In the transcript below, condense the paragraph beginning "Absolutely. So, yeah" into a short bulleted list of its main points.

**EXCERPTED TEXT**
======

Yeah, yeah. No, I, I think that’s right. And I, I think maybe a good example of that could be even, you know, in social media, right? Where, you know, someone’s own private social media account is theirs, you know, they can on it as they, like, as people these, these days, you know, certainly do. You know, but you know, if I start, I won’t say myself. If someone starts posting, you know, racist and inflammatory posts you know, that could, that could lead to, to discipline, right? For instance, it, you know, if I start, if someone starts attacking, you know, their coworkers and, you know, saying, you know, racist things about coworkers online, well, that’s something the company, if it finds out about it, should potentially take action because you know, there, while there may be prohibitions against taking adverse employment actions for lawful conduct you know, those laws typically you know, exempt from that ban, you know, off, off-duty conduct that is that may be offensive or unlawful, right?

So online speech that attacks, you know, immutable characteristics protected by law, like age, race, sex, you know, religion, disability, or that, you know, could not constitute, you know, workplace harassment, you know, would not be protected. You know, so an employer could find itself having to deal with, you know, social media posts between employees that a, address these issues. And even though it’s off duty conduct, you know, that may, that, you know, because it’s talking about, you know, a coworker’s race, you know, then that brings it into the context where the employer should deal with it because that could be part of a, you know, discrimination or harassment claim. But at the same time, you can imagine, you know, an employer can’t be in a position and, you know, typically are not in a position to police everything, right? They can’t police every complaint that comes up, or every social media posting, right? Right. You know, so like we said, it’s, you know, ones that create reputational harm, those are certain, can certainly be concerns for an employer those that can create a discrimination claim, right? That that’s another, you know, type of off-duty, you know, social media posts or other type of conduct, you know, that that can be concerning.

VANNOY:

Right. Brian,

SHENKER:

Again, think of this, right?

VANNOY:

I’m curious around social media, what, what is inbounds to discover in the first place? So sure. I, if I’m interviewing a candidate, I, while I’m on the phone with them in, in an interview, I’m looking at their resume. I’ve got LinkedIn, their LinkedIn profile, and another tab, and I’ve Google searched them and I’m just looking at Google images, seeing where they show up, I’m looking at Facebook, and if they show up there I think I’m, and solid ground, if it is publicly available for me to try to get a picture of who this person is. Now, I can’t discriminate based on, you know, any of the protected class, whether it’s age or gender, religion et cetera race, et cetera. But that is all, all fair gain for me, isn’t it?

SHENKER:

Absolutely. So, yeah, you know, sometimes employers do get tripped up in, you know, social media during the hiring process, which, you know, as you mentioned, can be a valuable tool because you learn more about this person than what’s just on their resume. And so, you know, many companies will, will vet, you know candidates through social media but you know, there are potential pitfalls, right? The, the most obvious one being, right, like you said, you know, I see that someone is, you know, a certain race or disabled or of a certain religion based on their social media posts, and then I don’t hire them, right? That’s clearly discriminatory, you know? And the E E O C you know, has taken the position on that, that, you know, anytime you use an applicant’s or employees, you know, social media as background that you know, the company should, you know, not be using any protected characteristics as the basis for decisions.

======

**RAW DATA**
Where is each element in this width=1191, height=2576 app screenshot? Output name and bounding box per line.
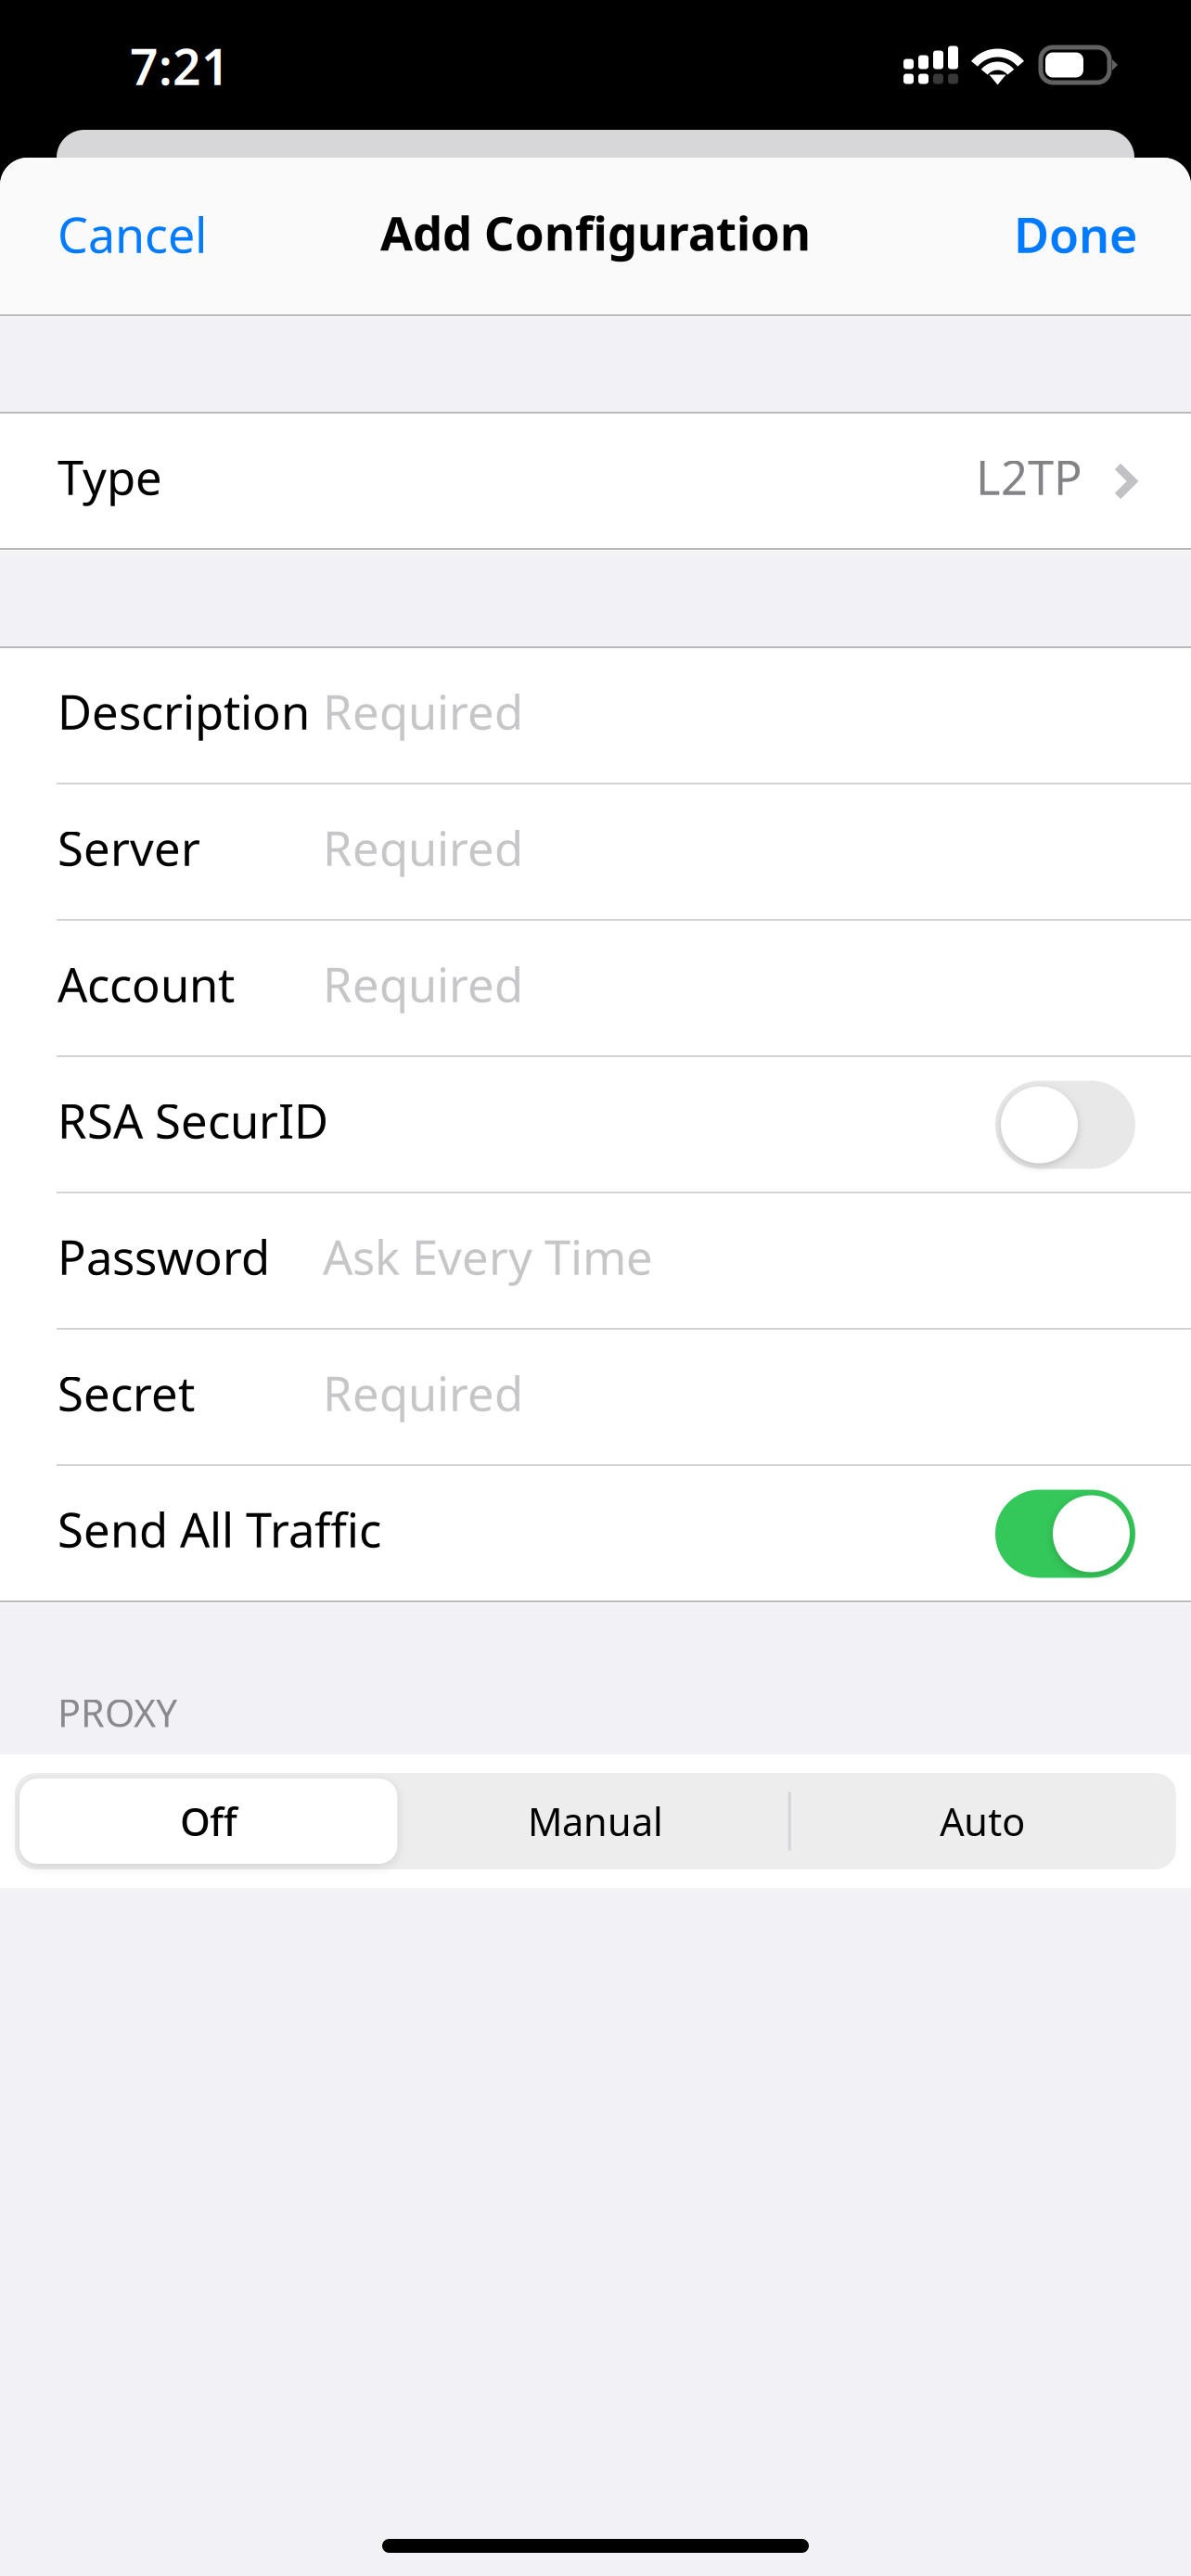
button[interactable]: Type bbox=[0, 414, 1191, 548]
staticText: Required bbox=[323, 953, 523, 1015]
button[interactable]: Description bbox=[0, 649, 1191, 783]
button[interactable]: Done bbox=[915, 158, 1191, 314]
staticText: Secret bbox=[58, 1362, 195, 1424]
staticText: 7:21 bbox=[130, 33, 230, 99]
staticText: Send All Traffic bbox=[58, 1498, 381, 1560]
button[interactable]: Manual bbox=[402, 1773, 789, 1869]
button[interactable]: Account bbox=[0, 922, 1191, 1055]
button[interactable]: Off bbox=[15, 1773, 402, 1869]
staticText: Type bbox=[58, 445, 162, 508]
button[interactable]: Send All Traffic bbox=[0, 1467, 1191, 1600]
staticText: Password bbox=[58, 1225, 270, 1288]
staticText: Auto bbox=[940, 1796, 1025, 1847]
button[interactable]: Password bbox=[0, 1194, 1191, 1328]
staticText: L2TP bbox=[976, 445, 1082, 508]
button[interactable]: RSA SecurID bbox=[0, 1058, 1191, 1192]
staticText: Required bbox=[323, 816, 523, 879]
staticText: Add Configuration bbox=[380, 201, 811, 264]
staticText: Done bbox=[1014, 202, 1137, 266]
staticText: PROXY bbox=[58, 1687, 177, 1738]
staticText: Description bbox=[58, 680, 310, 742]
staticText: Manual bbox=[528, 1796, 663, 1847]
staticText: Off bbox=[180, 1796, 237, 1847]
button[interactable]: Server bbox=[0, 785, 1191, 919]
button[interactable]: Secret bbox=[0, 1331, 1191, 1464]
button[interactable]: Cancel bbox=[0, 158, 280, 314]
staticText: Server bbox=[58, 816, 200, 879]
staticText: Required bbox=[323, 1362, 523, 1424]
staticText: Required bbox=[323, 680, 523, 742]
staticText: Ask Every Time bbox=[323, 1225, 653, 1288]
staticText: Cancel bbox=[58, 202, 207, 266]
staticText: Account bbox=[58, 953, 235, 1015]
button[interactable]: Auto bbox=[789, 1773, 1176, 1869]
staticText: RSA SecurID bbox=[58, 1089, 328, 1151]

======

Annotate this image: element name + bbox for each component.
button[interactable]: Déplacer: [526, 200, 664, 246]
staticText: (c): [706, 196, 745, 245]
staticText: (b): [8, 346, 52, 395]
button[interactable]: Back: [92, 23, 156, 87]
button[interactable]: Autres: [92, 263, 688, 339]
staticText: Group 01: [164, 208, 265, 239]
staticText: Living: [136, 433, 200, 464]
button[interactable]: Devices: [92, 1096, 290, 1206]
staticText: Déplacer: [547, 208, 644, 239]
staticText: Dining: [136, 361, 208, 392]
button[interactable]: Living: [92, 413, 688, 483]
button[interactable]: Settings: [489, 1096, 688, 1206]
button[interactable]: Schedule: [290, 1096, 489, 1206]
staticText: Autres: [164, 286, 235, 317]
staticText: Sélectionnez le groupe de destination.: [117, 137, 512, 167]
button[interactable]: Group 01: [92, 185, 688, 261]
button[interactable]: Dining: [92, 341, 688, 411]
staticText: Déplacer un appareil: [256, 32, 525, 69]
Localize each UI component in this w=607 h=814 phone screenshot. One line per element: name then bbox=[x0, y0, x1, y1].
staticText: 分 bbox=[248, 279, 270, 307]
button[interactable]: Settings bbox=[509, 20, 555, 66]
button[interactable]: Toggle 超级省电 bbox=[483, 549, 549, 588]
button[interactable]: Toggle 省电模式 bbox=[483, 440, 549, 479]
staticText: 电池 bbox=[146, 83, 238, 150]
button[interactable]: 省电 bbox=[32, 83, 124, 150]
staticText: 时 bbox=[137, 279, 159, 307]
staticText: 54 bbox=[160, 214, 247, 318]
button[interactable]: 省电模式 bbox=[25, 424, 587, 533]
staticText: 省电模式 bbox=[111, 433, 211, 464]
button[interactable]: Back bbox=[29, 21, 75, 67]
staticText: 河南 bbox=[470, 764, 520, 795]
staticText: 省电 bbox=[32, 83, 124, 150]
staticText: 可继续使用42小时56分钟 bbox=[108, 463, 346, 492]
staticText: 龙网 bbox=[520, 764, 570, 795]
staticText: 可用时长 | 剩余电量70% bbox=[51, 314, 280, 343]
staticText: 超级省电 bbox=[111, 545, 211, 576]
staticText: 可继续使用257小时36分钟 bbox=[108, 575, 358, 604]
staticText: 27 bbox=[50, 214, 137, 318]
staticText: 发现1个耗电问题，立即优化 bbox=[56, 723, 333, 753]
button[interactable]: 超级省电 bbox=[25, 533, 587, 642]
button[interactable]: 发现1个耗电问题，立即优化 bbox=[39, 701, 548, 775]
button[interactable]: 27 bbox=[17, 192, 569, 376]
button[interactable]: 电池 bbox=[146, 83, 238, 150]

======

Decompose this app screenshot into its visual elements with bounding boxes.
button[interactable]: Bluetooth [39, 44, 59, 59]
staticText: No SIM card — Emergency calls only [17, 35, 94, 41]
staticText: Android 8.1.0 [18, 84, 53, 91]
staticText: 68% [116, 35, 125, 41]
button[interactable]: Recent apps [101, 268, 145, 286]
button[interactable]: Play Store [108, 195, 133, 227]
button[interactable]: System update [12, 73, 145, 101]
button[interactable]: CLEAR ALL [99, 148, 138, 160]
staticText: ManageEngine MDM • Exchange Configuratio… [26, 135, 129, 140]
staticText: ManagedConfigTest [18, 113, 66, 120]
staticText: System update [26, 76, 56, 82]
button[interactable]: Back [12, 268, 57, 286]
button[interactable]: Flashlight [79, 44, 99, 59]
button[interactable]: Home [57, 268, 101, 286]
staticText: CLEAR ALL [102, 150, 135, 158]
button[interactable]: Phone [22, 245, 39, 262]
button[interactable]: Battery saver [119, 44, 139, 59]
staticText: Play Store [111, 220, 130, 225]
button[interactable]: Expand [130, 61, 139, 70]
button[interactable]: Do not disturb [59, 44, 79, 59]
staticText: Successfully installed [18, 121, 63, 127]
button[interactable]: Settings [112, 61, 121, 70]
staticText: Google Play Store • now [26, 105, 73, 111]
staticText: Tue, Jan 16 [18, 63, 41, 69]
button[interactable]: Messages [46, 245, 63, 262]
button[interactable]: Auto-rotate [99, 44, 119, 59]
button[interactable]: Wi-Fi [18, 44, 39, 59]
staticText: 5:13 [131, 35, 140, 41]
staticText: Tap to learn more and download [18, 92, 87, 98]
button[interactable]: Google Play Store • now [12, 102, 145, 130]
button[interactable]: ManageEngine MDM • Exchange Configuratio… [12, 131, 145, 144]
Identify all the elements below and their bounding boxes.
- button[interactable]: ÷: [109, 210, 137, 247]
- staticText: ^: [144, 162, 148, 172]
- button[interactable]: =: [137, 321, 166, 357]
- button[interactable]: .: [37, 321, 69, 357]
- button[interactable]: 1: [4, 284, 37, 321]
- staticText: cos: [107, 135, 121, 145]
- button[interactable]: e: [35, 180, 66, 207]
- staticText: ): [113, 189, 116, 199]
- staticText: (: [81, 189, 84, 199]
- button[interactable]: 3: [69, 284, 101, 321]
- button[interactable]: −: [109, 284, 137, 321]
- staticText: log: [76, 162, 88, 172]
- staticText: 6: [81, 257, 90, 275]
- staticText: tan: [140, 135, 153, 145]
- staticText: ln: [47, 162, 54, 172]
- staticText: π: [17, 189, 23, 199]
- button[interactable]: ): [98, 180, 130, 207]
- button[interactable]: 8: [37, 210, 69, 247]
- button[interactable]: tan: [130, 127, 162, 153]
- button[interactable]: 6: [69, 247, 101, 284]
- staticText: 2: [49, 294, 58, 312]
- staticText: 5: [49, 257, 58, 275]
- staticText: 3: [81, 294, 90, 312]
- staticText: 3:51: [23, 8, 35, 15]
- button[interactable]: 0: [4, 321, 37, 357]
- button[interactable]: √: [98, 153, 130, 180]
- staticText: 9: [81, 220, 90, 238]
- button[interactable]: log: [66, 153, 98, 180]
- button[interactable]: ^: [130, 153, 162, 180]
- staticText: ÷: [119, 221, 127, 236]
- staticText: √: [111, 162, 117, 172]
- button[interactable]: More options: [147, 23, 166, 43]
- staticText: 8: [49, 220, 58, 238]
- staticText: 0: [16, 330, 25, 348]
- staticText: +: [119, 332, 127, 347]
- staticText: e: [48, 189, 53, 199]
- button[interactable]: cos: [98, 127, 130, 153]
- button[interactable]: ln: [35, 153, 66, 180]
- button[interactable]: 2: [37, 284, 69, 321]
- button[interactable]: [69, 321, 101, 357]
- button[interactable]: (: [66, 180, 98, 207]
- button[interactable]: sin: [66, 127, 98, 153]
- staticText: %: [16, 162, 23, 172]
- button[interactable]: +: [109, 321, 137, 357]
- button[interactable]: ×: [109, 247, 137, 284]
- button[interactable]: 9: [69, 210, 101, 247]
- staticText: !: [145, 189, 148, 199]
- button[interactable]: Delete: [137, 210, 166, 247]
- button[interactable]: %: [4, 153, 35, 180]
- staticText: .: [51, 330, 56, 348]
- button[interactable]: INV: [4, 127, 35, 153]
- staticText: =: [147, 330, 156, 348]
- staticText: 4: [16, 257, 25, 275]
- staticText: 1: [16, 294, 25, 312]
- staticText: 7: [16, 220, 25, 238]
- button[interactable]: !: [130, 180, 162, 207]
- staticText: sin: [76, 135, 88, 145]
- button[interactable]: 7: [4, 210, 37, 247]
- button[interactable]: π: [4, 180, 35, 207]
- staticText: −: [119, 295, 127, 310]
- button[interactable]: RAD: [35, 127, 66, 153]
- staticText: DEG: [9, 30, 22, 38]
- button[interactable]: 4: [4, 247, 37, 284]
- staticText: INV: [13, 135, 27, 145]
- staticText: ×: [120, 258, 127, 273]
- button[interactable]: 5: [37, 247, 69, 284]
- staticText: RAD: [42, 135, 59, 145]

======

**ANSWER BELOW**
- Employers sometimes get tripped up by using social media during hiring.
- Social media can be a valuable tool because it shows more about a candidate than the resume does, and many companies vet candidates through it.
- The most obvious pitfall is learning from someone's posts that they are of a certain race, disabled, or of a certain religion, and then not hiring them. That is clearly discriminatory.
- The EEOC's position is that whenever a company uses an applicant's or employee's social media as background, it should not base decisions on any protected characteristics.